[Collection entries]
==*==

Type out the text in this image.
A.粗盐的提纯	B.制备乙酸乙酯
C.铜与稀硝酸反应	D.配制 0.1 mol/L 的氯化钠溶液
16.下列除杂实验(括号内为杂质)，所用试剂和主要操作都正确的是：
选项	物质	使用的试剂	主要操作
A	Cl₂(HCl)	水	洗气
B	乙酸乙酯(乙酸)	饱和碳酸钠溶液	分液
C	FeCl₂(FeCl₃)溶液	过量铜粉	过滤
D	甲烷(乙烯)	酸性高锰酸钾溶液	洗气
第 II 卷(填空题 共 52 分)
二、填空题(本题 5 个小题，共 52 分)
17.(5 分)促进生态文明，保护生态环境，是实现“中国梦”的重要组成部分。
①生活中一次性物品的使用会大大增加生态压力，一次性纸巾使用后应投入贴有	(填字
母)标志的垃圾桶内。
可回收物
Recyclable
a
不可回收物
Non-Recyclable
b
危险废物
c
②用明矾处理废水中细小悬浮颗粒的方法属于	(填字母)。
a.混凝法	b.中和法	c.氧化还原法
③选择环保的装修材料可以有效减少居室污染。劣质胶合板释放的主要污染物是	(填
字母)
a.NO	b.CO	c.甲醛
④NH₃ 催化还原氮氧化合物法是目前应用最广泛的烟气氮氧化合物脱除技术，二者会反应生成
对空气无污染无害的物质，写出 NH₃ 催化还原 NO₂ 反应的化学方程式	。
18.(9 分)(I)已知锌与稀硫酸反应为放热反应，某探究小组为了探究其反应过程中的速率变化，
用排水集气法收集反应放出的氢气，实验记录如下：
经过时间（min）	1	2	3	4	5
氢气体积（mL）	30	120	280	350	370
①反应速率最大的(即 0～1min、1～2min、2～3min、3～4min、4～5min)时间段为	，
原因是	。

==*==

Direction: Give the listing above again, word for word.

Task answer:
Type out the text in this image.
A.粗盐的提纯	B.制备乙酸乙酯
C.铜与稀硝酸反应	D.配制 0.1 mol/L 的氯化钠溶液
16.下列除杂实验(括号内为杂质)，所用试剂和主要操作都正确的是：
选项	物质	使用的试剂	主要操作
A	Cl₂(HCl)	水	洗气
B	乙酸乙酯(乙酸)	饱和碳酸钠溶液	分液
C	FeCl₂(FeCl₃)溶液	过量铜粉	过滤
D	甲烷(乙烯)	酸性高锰酸钾溶液	洗气
第 II 卷(填空题 共 52 分)
二、填空题(本题 5 个小题，共 52 分)
17.(5 分)促进生态文明，保护生态环境，是实现“中国梦”的重要组成部分。
①生活中一次性物品的使用会大大增加生态压力，一次性纸巾使用后应投入贴有	(填字
母)标志的垃圾桶内。
可回收物
Recyclable
a
不可回收物
Non-Recyclable
b
危险废物
c
②用明矾处理废水中细小悬浮颗粒的方法属于	(填字母)。
a.混凝法	b.中和法	c.氧化还原法
③选择环保的装修材料可以有效减少居室污染。劣质胶合板释放的主要污染物是	(填
字母)
a.NO	b.CO	c.甲醛
④NH₃ 催化还原氮氧化合物法是目前应用最广泛的烟气氮氧化合物脱除技术，二者会反应生成
对空气无污染无害的物质，写出 NH₃ 催化还原 NO₂ 反应的化学方程式	。
18.(9 分)(I)已知锌与稀硫酸反应为放热反应，某探究小组为了探究其反应过程中的速率变化，
用排水集气法收集反应放出的氢气，实验记录如下：
经过时间（min）	1	2	3	4	5
氢气体积（mL）	30	120	280	350	370
①反应速率最大的(即 0～1min、1～2min、2～3min、3～4min、4～5min)时间段为	，
原因是	。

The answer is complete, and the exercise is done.